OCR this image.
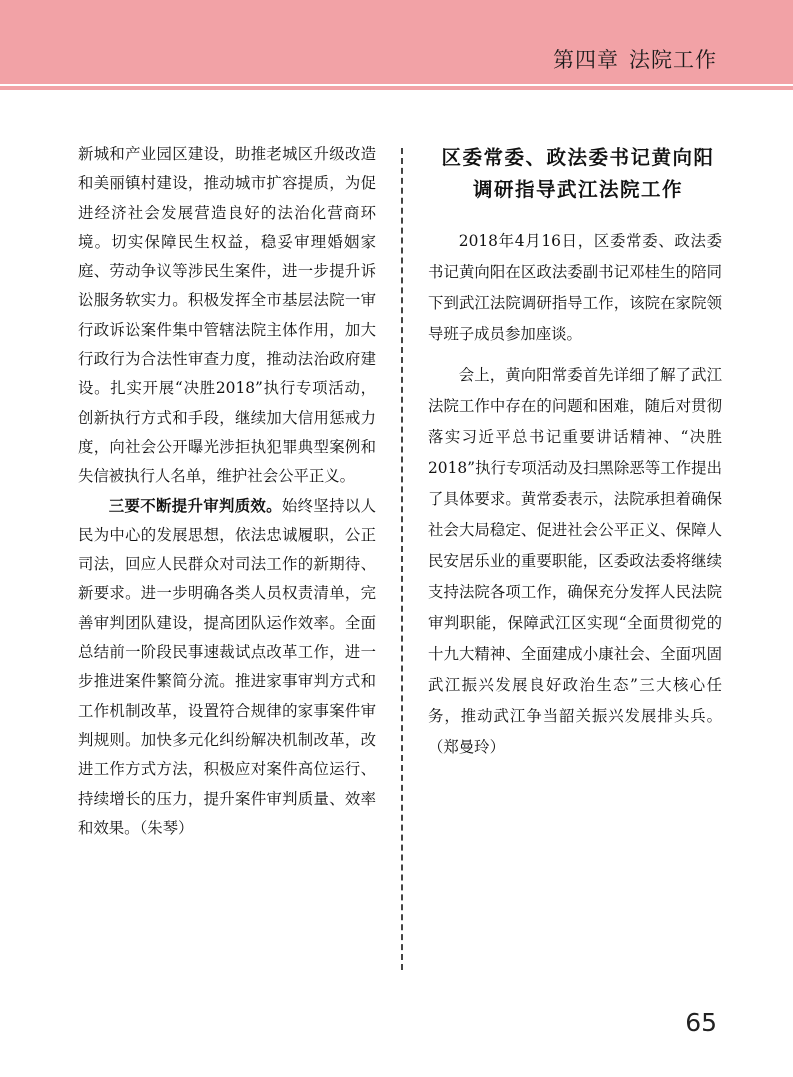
第四章 法院工作

新城和产业园区建设，助推老城区升级改造和美丽镇村建设，推动城市扩容提质，为促进经济社会发展营造良好的法治化营商环境。切实保障民生权益，稳妥审理婚姻家庭、劳动争议等涉民生案件，进一步提升诉讼服务软实力。积极发挥全市基层法院一审行政诉讼案件集中管辖法院主体作用，加大行政行为合法性审查力度，推动法治政府建设。扎实开展“决胜2018”执行专项活动，创新执行方式和手段，继续加大信用惩戒力度，向社会公开曝光涉拒执犯罪典型案例和失信被执行人名单，维护社会公平正义。

三要不断提升审判质效。始终坚持以人民为中心的发展思想，依法忠诚履职，公正司法，回应人民群众对司法工作的新期待、新要求。进一步明确各类人员权责清单，完善审判团队建设，提高团队运作效率。全面总结前一阶段民事速裁试点改革工作，进一步推进案件繁简分流。推进家事审判方式和工作机制改革，设置符合规律的家事案件审判规则。加快多元化纠纷解决机制改革，改进工作方式方法，积极应对案件高位运行、持续增长的压力，提升案件审判质量、效率和效果。（朱琴）

区委常委、政法委书记黄向阳
调研指导武江法院工作

2018年4月16日，区委常委、政法委书记黄向阳在区政法委副书记邓桂生的陪同下到武江法院调研指导工作，该院在家院领导班子成员参加座谈。

会上，黄向阳常委首先详细了解了武江法院工作中存在的问题和困难，随后对贯彻落实习近平总书记重要讲话精神、“决胜2018”执行专项活动及扫黑除恶等工作提出了具体要求。黄常委表示，法院承担着确保社会大局稳定、促进社会公平正义、保障人民安居乐业的重要职能，区委政法委将继续支持法院各项工作，确保充分发挥人民法院审判职能，保障武江区实现“全面贯彻党的十九大精神、全面建成小康社会、全面巩固武江振兴发展良好政治生态”三大核心任务，推动武江争当韶关振兴发展排头兵。（郑曼玲）

65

+ + + + + + +

## Prompt
Look through the entries above and report the number of lines that contain "区委常委". Write only the number.

## Task output
2